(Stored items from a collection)
________________________

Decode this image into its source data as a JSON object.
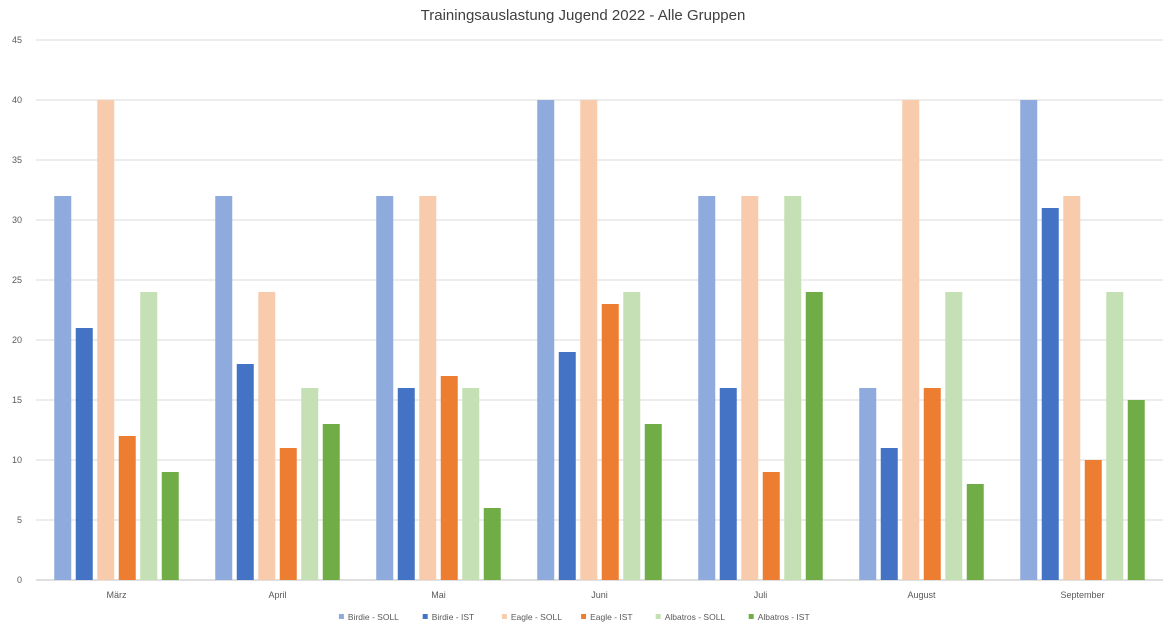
{
  "chart_data": {
    "type": "bar",
    "title": "Trainingsauslastung Jugend 2022 - Alle Gruppen",
    "xlabel": "",
    "ylabel": "",
    "ylim": [
      0,
      45
    ],
    "yticks": [
      0,
      5,
      10,
      15,
      20,
      25,
      30,
      35,
      40,
      45
    ],
    "grid": true,
    "legend_position": "bottom",
    "categories": [
      "März",
      "April",
      "Mai",
      "Juni",
      "Juli",
      "August",
      "September"
    ],
    "series": [
      {
        "name": "Birdie - SOLL",
        "color": "#8FAADC",
        "values": [
          32,
          32,
          32,
          40,
          32,
          16,
          40
        ]
      },
      {
        "name": "Birdie - IST",
        "color": "#4472C4",
        "values": [
          21,
          18,
          16,
          19,
          16,
          11,
          31
        ]
      },
      {
        "name": "Eagle - SOLL",
        "color": "#F8CBAD",
        "values": [
          40,
          24,
          32,
          40,
          32,
          40,
          32
        ]
      },
      {
        "name": "Eagle - IST",
        "color": "#ED7D31",
        "values": [
          12,
          11,
          17,
          23,
          9,
          16,
          10
        ]
      },
      {
        "name": "Albatros - SOLL",
        "color": "#C5E0B4",
        "values": [
          24,
          16,
          16,
          24,
          32,
          24,
          24
        ]
      },
      {
        "name": "Albatros - IST",
        "color": "#70AD47",
        "values": [
          9,
          13,
          6,
          13,
          24,
          8,
          15
        ]
      }
    ]
  }
}
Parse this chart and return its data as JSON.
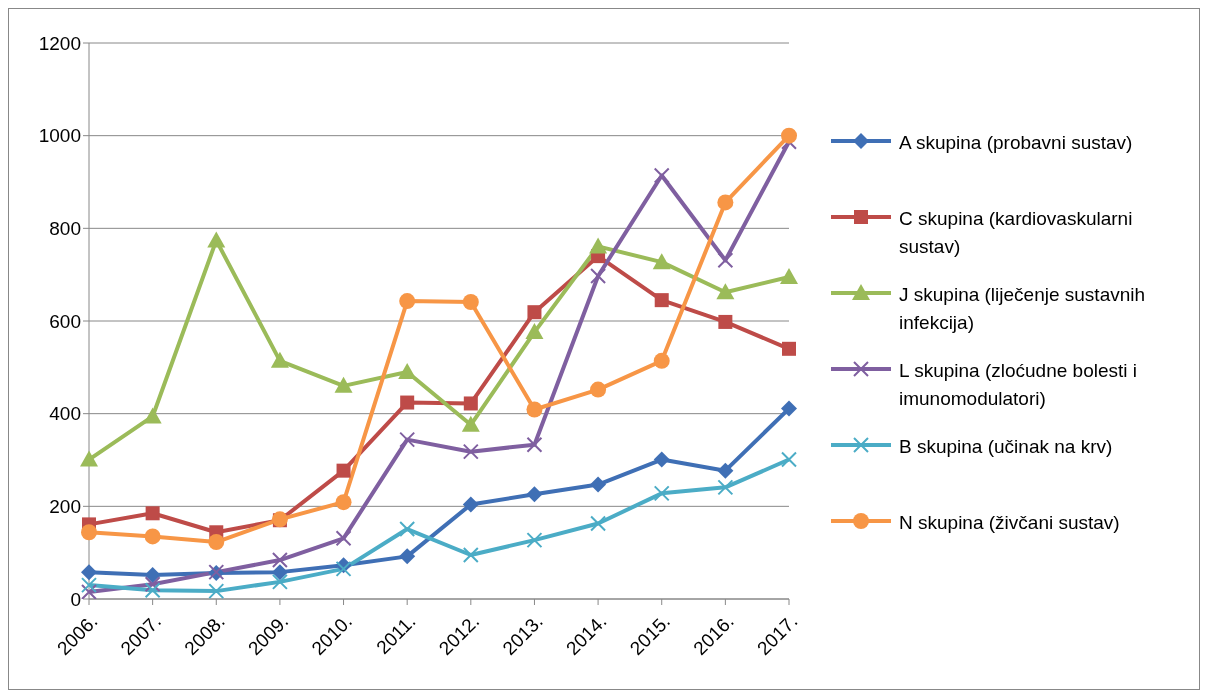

________________________

DIRECTIONS FOR THIS TASK: Except for the pictures, copy every line of the records above exactly.

TASK ANSWER:
Decode this image into its source data as a JSON object.
{
  "chart_data": {
    "type": "bar",
    "title": "Trainingsauslastung Jugend 2022 - Alle Gruppen",
    "xlabel": "",
    "ylabel": "",
    "ylim": [
      0,
      45
    ],
    "yticks": [
      0,
      5,
      10,
      15,
      20,
      25,
      30,
      35,
      40,
      45
    ],
    "grid": true,
    "legend_position": "bottom",
    "categories": [
      "März",
      "April",
      "Mai",
      "Juni",
      "Juli",
      "August",
      "September"
    ],
    "series": [
      {
        "name": "Birdie - SOLL",
        "color": "#8FAADC",
        "values": [
          32,
          32,
          32,
          40,
          32,
          16,
          40
        ]
      },
      {
        "name": "Birdie - IST",
        "color": "#4472C4",
        "values": [
          21,
          18,
          16,
          19,
          16,
          11,
          31
        ]
      },
      {
        "name": "Eagle - SOLL",
        "color": "#F8CBAD",
        "values": [
          40,
          24,
          32,
          40,
          32,
          40,
          32
        ]
      },
      {
        "name": "Eagle - IST",
        "color": "#ED7D31",
        "values": [
          12,
          11,
          17,
          23,
          9,
          16,
          10
        ]
      },
      {
        "name": "Albatros - SOLL",
        "color": "#C5E0B4",
        "values": [
          24,
          16,
          16,
          24,
          32,
          24,
          24
        ]
      },
      {
        "name": "Albatros - IST",
        "color": "#70AD47",
        "values": [
          9,
          13,
          6,
          13,
          24,
          8,
          15
        ]
      }
    ]
  }
}
Parse this chart and return its data as JSON.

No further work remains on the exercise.